EXTRACT PROVIDED —
SPANISH FORT — Shannon Smith is the next principal to take the reins at Spanish Fort High School.
Smith is no newcomer to Spanish Fort High. She's served as assistant principal there for the last four years. Prior, she worked at Daphne High for six years, first as a math teacher and then as assistant principal. Before coming to Baldwin County, she worked in Mobile County as an IB math teacher for 10 years.
Now, she looks forward to taking the lessons she's learned as a teacher and assistant principal as she begins the next chapter of her career.
"I'm very honored," she said. "This is a privilege, and it's definitely not one I take lightly."
During her time at Spanish Fort High, Smith and her coworkers have worked to bring the Capstone Program to the school. Two years ago, that goal was realized.
"There are so many things we're super proud about at Spanish Fort," Smith said. "We saw that there was a need for more academic programs in our county other than just the IB program. So, we researched, we visited another school in Mobile County, and we found the Capstone Program, which offers its own Capstone diploma."
Smith said what makes the Capstone Program stand out from other academic programs is the ability for students to choose the classes they wish to take AP courses in, rather than being forced to take an entire curriculum in all offered subjects.
If a student passes six AP exams with a 3 or higher, they receive a Capstone diploma.
"It's a really phenomenal program," said Smith. "We offer nearly 20 AP classes at Spanish Fort High School, so our students really get a wide range of classes to choose from. That way if you are math or science oriented, you can get your six in math or science. Or if you're more into fine arts, we offer AP Music Theory, AP Art, AP Psychology and all the English's and histories. Or if you're just all around, you can end up with tons of AP credits under your belt."
These are nationally recognized credits and achievements, Smith said, giving students who earn them an advantage when marketing themselves to colleges.
Recognizing achievements is important at Spanish Fort. Celebrations of student academic success can be found lining the hallways. Banners with the photos of students in the 30+ Club, students who score a 30 or higher on their ACT college entrance exam, hang for all to see.
"We wanted to honor those kids that are going above and beyond, so this last year we really started highlighting them," Smith said. "It's like the senior banners you see at sporting events, but this is for academics. At graduation, we gift the seniors with their banner. Currently we have four banners still hanging because we had four juniors who scored a 30 or higher, so those will remain up this next year, and hopefully we'll continue to add more and more and more."

PROVIDED INFORMATION —

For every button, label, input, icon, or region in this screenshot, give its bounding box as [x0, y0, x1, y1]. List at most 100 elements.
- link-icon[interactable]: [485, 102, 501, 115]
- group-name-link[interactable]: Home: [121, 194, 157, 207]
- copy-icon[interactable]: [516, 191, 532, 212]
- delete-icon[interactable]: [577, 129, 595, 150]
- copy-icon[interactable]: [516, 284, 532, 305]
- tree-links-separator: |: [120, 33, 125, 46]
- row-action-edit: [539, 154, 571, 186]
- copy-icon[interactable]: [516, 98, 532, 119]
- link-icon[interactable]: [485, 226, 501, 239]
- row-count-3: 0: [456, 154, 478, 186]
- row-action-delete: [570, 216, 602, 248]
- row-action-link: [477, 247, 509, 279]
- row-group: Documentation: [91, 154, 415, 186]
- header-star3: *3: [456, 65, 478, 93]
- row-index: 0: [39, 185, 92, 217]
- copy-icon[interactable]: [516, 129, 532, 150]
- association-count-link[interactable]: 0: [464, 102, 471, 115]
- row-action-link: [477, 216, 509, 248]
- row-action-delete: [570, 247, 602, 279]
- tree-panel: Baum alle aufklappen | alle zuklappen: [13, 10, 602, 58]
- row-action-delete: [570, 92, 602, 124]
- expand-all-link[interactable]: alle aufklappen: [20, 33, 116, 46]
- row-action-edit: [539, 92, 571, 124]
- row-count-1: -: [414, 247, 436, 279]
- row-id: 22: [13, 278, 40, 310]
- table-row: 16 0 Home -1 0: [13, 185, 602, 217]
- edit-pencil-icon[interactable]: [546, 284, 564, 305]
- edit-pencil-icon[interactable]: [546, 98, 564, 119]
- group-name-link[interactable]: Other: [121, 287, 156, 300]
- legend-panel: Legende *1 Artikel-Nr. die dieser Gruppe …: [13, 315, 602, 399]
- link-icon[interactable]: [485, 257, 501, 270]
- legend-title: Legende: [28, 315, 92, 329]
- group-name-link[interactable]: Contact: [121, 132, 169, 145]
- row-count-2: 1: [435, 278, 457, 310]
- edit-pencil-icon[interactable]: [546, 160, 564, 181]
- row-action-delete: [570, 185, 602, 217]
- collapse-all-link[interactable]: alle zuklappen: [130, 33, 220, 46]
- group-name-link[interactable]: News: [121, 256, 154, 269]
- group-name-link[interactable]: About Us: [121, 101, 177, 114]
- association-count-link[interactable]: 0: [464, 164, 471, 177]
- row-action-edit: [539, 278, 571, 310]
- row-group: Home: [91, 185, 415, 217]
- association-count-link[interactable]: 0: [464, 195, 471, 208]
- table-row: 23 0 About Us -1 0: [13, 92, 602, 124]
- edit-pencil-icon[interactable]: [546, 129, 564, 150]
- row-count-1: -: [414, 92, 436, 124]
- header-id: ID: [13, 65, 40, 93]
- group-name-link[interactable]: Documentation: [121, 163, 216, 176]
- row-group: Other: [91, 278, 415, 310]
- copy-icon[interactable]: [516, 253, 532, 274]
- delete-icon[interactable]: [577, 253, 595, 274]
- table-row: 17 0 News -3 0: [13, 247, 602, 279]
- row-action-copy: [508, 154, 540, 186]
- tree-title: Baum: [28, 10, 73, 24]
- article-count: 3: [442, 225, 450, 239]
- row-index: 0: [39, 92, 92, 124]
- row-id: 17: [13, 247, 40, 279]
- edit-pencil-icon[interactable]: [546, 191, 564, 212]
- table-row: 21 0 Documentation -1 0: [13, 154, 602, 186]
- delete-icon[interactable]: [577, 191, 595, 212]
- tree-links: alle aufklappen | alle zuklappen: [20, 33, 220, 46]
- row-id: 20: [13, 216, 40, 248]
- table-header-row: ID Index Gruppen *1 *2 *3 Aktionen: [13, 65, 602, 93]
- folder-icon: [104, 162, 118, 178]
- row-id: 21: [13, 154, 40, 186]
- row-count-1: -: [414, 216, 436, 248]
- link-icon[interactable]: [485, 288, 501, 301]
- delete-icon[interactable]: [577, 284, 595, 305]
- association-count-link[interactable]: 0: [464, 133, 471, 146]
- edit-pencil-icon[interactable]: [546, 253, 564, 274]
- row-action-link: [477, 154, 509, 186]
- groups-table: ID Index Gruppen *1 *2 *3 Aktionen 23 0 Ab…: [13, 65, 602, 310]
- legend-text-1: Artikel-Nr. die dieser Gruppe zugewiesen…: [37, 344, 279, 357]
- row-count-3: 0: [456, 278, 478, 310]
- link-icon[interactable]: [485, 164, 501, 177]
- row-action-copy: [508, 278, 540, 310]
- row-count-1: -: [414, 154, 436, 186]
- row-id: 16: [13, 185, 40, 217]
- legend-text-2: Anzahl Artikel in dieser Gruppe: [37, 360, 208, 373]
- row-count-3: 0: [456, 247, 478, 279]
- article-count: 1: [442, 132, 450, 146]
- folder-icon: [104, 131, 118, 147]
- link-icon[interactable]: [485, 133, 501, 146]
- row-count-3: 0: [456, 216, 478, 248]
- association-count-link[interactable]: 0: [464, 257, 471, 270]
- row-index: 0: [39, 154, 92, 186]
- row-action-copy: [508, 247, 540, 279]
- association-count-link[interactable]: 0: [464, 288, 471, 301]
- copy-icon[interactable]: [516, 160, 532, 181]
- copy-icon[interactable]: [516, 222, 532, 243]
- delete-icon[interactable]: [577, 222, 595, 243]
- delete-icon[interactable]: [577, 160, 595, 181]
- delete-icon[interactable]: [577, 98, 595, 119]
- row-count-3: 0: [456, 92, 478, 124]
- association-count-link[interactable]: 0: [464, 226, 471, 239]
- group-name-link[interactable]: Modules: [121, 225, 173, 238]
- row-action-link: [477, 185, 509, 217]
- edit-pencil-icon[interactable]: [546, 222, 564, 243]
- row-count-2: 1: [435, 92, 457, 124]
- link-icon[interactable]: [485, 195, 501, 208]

WHAT IS BEING ASKED —
From the article about the new principal of Spanish Fort High School, extract the passage starting at "During her time" and ending at "all offered subjects.", reproducing it word for word.

WORKED SOLUTION —
During her time at Spanish Fort High, Smith and her coworkers have worked to bring the Capstone Program to the school. Two years ago, that goal was realized.
"There are so many things we're super proud about at Spanish Fort," Smith said. "We saw that there was a need for more academic programs in our county other than just the IB program. So, we researched, we visited another school in Mobile County, and we found the Capstone Program, which offers its own Capstone diploma."
Smith said what makes the Capstone Program stand out from other academic programs is the ability for students to choose the classes they wish to take AP courses in, rather than being forced to take an entire curriculum in all offered subjects.